• **Task instructions**: Give the number of lines that contain the string "name", and nothing else.

• **Figure dataset records**:

· · ·

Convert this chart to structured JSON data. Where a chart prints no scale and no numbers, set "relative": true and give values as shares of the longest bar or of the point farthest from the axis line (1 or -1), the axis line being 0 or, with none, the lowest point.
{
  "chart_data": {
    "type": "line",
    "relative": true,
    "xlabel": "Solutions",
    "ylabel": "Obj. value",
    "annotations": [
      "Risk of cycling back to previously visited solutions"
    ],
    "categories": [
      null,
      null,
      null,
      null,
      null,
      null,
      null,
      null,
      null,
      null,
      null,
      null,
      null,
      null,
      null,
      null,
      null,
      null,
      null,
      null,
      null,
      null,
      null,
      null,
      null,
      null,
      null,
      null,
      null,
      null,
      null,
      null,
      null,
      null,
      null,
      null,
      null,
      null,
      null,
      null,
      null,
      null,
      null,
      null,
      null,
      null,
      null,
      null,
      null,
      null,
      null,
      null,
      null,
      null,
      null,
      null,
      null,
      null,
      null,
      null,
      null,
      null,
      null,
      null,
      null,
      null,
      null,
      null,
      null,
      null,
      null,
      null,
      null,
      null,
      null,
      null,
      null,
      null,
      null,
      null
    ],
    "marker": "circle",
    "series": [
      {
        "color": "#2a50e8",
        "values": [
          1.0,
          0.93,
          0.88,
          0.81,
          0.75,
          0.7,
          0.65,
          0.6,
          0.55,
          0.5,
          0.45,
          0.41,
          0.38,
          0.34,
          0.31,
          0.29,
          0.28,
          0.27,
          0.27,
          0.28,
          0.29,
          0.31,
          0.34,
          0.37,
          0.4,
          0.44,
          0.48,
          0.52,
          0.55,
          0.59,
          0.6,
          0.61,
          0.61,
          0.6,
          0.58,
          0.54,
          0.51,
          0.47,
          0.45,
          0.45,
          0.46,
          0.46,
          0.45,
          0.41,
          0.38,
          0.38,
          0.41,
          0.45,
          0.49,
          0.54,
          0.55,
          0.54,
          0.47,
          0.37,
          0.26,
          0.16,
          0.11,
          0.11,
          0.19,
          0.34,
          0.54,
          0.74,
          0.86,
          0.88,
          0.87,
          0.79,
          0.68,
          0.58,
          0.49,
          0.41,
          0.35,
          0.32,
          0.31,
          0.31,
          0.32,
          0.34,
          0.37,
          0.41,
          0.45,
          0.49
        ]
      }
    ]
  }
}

· · ·

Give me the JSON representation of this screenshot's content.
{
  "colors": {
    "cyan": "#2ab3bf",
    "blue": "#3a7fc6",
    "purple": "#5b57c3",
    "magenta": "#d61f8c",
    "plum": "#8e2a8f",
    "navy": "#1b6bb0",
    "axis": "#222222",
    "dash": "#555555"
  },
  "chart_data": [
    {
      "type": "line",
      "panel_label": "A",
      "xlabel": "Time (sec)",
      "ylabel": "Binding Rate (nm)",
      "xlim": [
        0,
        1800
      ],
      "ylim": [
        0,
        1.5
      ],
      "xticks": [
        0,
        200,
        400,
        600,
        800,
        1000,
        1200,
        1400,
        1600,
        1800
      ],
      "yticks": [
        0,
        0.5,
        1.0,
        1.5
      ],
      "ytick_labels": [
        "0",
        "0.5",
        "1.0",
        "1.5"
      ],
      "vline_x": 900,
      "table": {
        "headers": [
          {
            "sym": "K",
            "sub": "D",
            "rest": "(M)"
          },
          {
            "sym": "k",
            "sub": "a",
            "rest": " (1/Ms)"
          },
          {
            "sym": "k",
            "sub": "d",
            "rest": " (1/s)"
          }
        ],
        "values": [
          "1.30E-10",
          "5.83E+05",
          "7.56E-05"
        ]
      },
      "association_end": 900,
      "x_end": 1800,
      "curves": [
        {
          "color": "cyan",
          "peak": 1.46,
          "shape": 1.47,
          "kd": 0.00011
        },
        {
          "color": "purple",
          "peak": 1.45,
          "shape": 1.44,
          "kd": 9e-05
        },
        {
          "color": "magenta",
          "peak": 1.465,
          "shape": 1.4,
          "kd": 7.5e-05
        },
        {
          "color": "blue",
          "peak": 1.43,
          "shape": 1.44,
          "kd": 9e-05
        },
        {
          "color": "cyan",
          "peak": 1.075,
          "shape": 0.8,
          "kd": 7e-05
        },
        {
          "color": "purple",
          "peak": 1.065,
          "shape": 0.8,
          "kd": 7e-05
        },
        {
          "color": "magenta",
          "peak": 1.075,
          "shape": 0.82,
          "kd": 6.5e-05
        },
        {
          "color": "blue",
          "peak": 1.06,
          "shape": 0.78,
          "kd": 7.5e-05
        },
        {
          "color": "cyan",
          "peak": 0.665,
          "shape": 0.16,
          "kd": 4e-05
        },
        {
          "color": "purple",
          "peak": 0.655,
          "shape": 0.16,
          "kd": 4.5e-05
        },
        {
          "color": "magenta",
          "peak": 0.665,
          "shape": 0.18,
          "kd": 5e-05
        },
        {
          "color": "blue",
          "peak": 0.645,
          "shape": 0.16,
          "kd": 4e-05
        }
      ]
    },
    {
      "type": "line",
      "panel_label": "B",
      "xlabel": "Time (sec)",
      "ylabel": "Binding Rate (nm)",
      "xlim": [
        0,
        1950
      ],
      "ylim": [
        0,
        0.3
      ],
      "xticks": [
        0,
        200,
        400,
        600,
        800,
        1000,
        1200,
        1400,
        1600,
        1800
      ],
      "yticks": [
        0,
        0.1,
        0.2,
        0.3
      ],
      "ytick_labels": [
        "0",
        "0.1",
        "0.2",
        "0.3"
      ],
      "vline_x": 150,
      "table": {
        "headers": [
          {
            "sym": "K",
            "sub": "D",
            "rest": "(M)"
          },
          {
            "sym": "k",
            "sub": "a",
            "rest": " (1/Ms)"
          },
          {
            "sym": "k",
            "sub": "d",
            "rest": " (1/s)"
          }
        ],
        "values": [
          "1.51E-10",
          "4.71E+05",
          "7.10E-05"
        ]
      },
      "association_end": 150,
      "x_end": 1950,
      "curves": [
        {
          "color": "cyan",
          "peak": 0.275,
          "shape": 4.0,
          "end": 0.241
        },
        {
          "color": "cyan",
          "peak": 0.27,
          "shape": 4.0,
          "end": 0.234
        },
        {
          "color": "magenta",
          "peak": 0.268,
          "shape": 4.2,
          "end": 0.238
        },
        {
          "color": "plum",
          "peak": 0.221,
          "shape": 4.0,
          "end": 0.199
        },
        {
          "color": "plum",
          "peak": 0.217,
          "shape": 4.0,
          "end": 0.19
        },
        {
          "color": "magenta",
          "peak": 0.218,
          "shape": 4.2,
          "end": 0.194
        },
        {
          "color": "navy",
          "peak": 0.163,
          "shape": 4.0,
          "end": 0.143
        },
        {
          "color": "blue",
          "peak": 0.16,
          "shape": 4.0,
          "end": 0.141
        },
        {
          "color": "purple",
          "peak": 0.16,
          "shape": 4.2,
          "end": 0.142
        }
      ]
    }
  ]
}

· · ·

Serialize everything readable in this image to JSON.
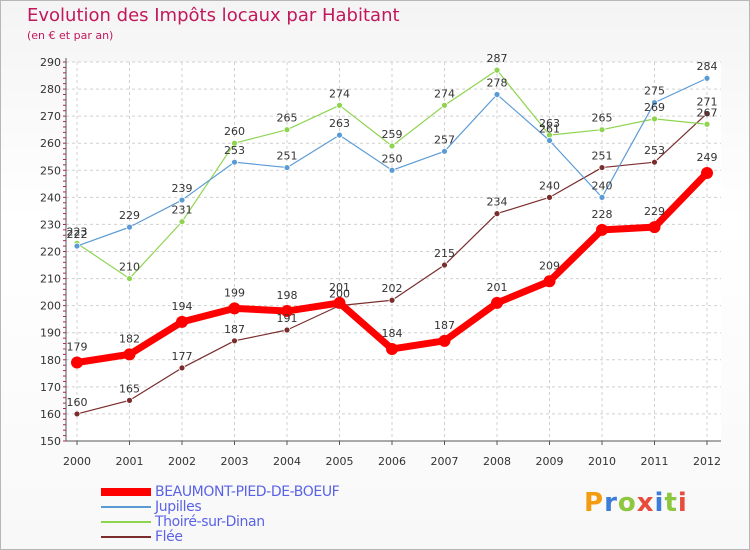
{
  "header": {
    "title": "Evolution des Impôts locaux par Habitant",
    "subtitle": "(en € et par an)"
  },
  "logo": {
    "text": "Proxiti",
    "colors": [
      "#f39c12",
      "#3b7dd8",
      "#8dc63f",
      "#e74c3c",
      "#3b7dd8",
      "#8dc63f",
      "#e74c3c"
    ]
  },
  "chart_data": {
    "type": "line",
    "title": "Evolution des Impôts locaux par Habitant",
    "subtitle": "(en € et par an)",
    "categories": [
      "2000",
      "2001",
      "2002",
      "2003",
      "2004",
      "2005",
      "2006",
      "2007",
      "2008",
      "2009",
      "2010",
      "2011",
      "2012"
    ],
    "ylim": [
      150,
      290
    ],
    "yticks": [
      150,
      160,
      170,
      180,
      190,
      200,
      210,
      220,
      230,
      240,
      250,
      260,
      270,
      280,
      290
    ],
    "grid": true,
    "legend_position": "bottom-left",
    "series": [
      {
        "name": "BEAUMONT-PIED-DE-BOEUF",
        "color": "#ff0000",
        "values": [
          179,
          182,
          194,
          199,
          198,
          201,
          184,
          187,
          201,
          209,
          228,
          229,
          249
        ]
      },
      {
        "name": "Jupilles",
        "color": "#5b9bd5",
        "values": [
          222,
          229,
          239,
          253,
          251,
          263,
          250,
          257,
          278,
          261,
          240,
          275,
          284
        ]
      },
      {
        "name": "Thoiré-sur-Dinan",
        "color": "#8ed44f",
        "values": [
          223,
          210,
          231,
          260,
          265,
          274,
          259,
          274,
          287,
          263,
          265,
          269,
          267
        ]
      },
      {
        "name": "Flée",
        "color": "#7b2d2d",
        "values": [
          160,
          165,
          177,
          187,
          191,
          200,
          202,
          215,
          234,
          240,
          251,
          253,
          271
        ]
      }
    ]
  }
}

· · ·

• **Output for this exercise**: 4